> What you are asked to do: Quote the listing below in full and exactly as written, but omit every picture.

******

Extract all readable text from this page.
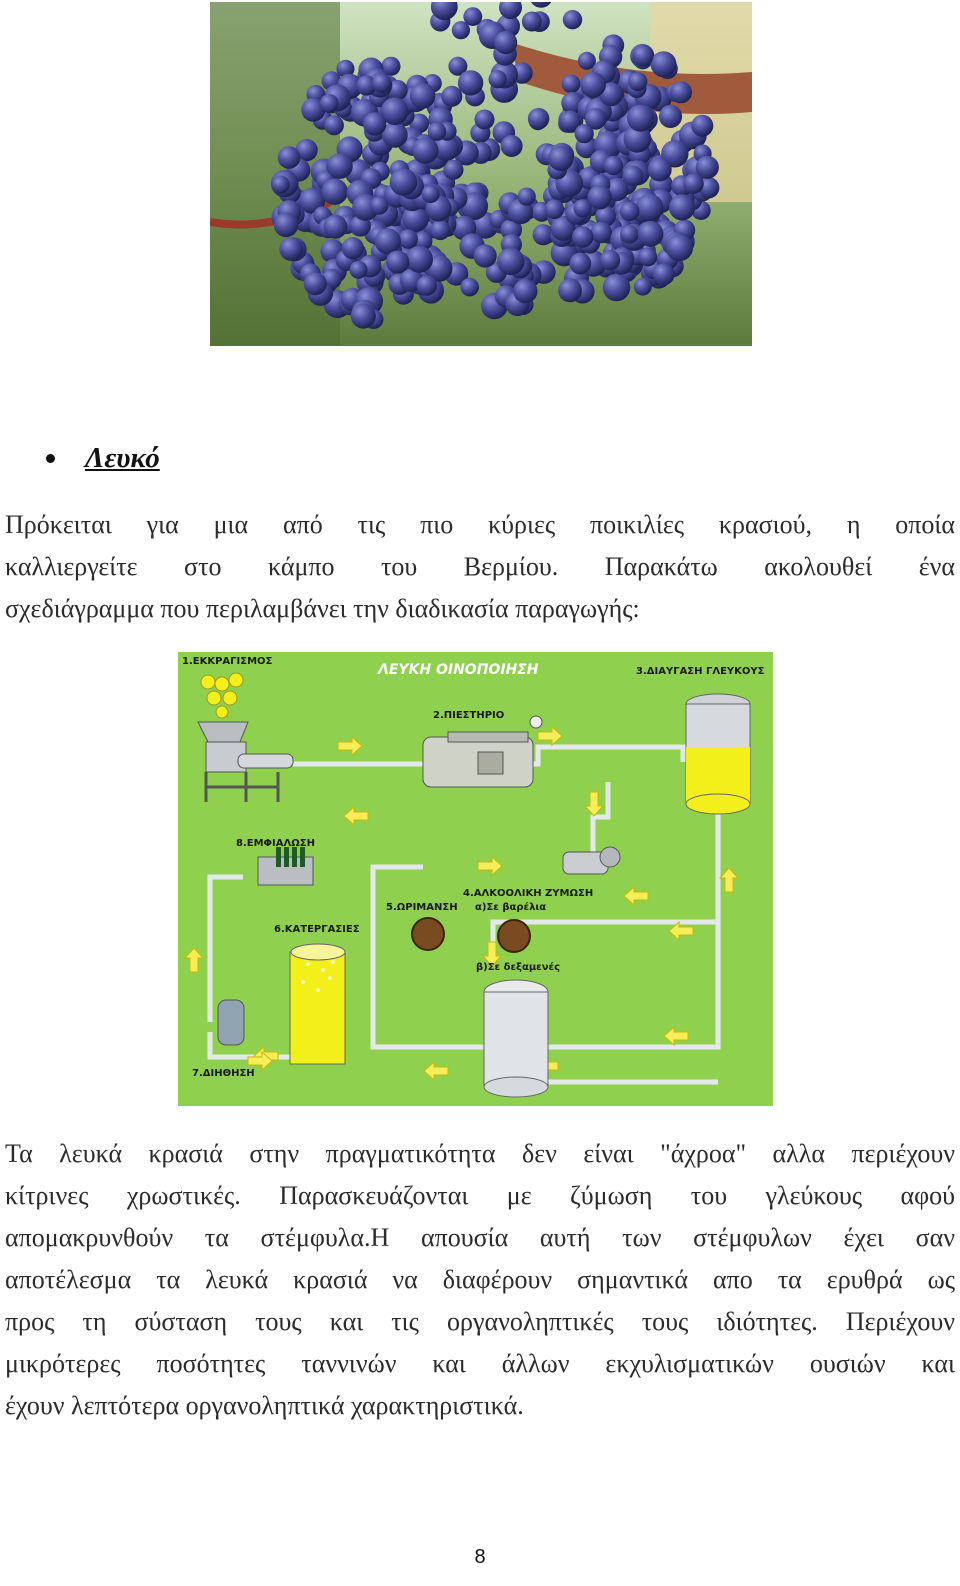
Λευκό
Πρόκειται για μια από τις πιο κύριες ποικιλίες κρασιού, η οποία
καλλιεργείτε στο κάμπο του Βερμίου. Παρακάτω ακολουθεί ένα
σχεδιάγραμμα που περιλαμβάνει την διαδικασία παραγωγής:
ΛΕΥΚΗ ΟΙΝΟΠΟΙΗΣΗ
1.ΕΚΚΡΑΓΙΣΜΟΣ
2.ΠΙΕΣΤΗΡΙΟ
3.ΔΙΑΥΓΑΣΗ ΓΛΕΥΚΟΥΣ
4.ΑΛΚΟΟΛΙΚΗ ΖΥΜΩΣΗ
α)Σε βαρέλια
β)Σε δεξαμενές
5.ΩΡΙΜΑΝΣΗ
6.ΚΑΤΕΡΓΑΣΙΕΣ
7.ΔΙΗΘΗΣΗ
8.ΕΜΦΙΑΛΩΣΗ
Τα λευκά κρασιά στην πραγματικότητα δεν είναι "άχροα" αλλα περιέχουν
κίτρινες χρωστικές. Παρασκευάζονται με ζύμωση του γλεύκους αφού
απομακρυνθούν τα στέμφυλα.Η απουσία αυτή των στέμφυλων έχει σαν
αποτέλεσμα τα λευκά κρασιά να διαφέρουν σημαντικά απο τα ερυθρά ως
προς τη σύσταση τους και τις οργανοληπτικές τους ιδιότητες. Περιέχουν
μικρότερες ποσότητες ταννινών και άλλων εκχυλισματικών ουσιών και
έχουν λεπτότερα οργανοληπτικά χαρακτηριστικά.
8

******

> Reply:
Extract all readable text from this page.
Λευκό
Πρόκειται για μια από τις πιο κύριες ποικιλίες κρασιού, η οποία
καλλιεργείτε στο κάμπο του Βερμίου. Παρακάτω ακολουθεί ένα
σχεδιάγραμμα που περιλαμβάνει την διαδικασία παραγωγής:
ΛΕΥΚΗ ΟΙΝΟΠΟΙΗΣΗ
1.ΕΚΚΡΑΓΙΣΜΟΣ
2.ΠΙΕΣΤΗΡΙΟ
3.ΔΙΑΥΓΑΣΗ ΓΛΕΥΚΟΥΣ
4.ΑΛΚΟΟΛΙΚΗ ΖΥΜΩΣΗ
α)Σε βαρέλια
β)Σε δεξαμενές
5.ΩΡΙΜΑΝΣΗ
6.ΚΑΤΕΡΓΑΣΙΕΣ
7.ΔΙΗΘΗΣΗ
8.ΕΜΦΙΑΛΩΣΗ
Τα λευκά κρασιά στην πραγματικότητα δεν είναι "άχροα" αλλα περιέχουν
κίτρινες χρωστικές. Παρασκευάζονται με ζύμωση του γλεύκους αφού
απομακρυνθούν τα στέμφυλα.Η απουσία αυτή των στέμφυλων έχει σαν
αποτέλεσμα τα λευκά κρασιά να διαφέρουν σημαντικά απο τα ερυθρά ως
προς τη σύσταση τους και τις οργανοληπτικές τους ιδιότητες. Περιέχουν
μικρότερες ποσότητες ταννινών και άλλων εκχυλισματικών ουσιών και
έχουν λεπτότερα οργανοληπτικά χαρακτηριστικά.
8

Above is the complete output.